STATED GOAL
Scan the data for "subtext" and copy the lines it appears in.

:: EXERCISE MATERIALS ::

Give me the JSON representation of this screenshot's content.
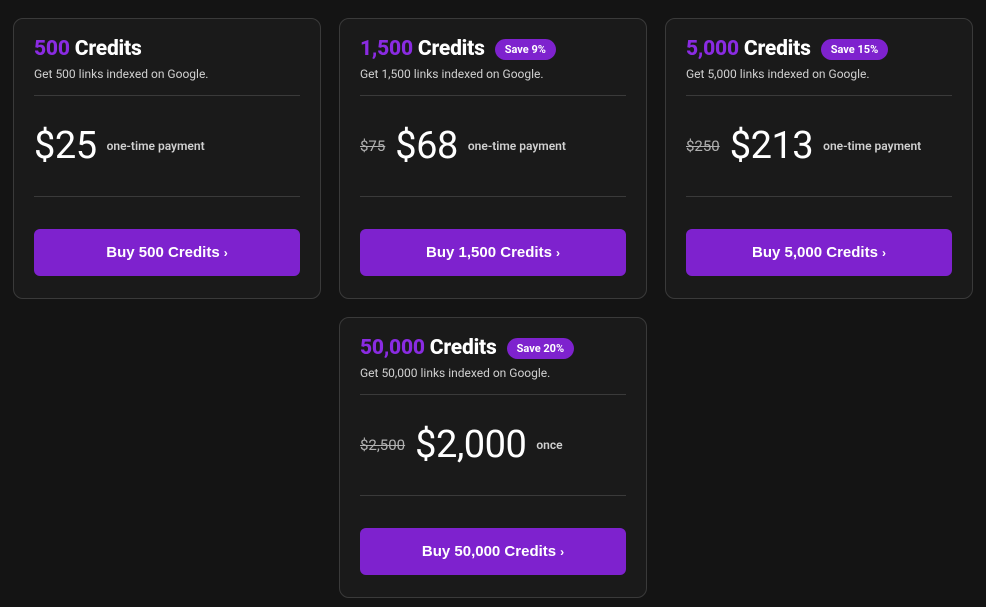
{
  "colors": {
    "page_bg": "#141414",
    "card_bg": "#1a1a1a",
    "card_border": "#3a3a3a",
    "accent": "#8a2be2",
    "button_bg": "#7e22ce",
    "text_primary": "#ffffff",
    "text_secondary": "#d0d0d0",
    "text_muted": "#b0b0b0"
  },
  "cards": [
    {
      "amount": "500",
      "title_suffix": "Credits",
      "save_badge": "",
      "subtext": "Get 500 links indexed on Google.",
      "old_price": "",
      "price": "$25",
      "payment_note": "one-time payment",
      "button_label": "Buy 500 Credits"
    },
    {
      "amount": "1,500",
      "title_suffix": "Credits",
      "save_badge": "Save 9%",
      "subtext": "Get 1,500 links indexed on Google.",
      "old_price": "$75",
      "price": "$68",
      "payment_note": "one-time payment",
      "button_label": "Buy 1,500 Credits"
    },
    {
      "amount": "5,000",
      "title_suffix": "Credits",
      "save_badge": "Save 15%",
      "subtext": "Get 5,000 links indexed on Google.",
      "old_price": "$250",
      "price": "$213",
      "payment_note": "one-time payment",
      "button_label": "Buy 5,000 Credits"
    },
    {
      "amount": "50,000",
      "title_suffix": "Credits",
      "save_badge": "Save 20%",
      "subtext": "Get 50,000 links indexed on Google.",
      "old_price": "$2,500",
      "price": "$2,000",
      "payment_note": "once",
      "button_label": "Buy 50,000 Credits"
    }
  ]
}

:::

EXERCISE ANSWER
      "subtext": "Get 500 links indexed on Google.",
      "subtext": "Get 1,500 links indexed on Google.",
      "subtext": "Get 5,000 links indexed on Google.",
      "subtext": "Get 50,000 links indexed on Google.",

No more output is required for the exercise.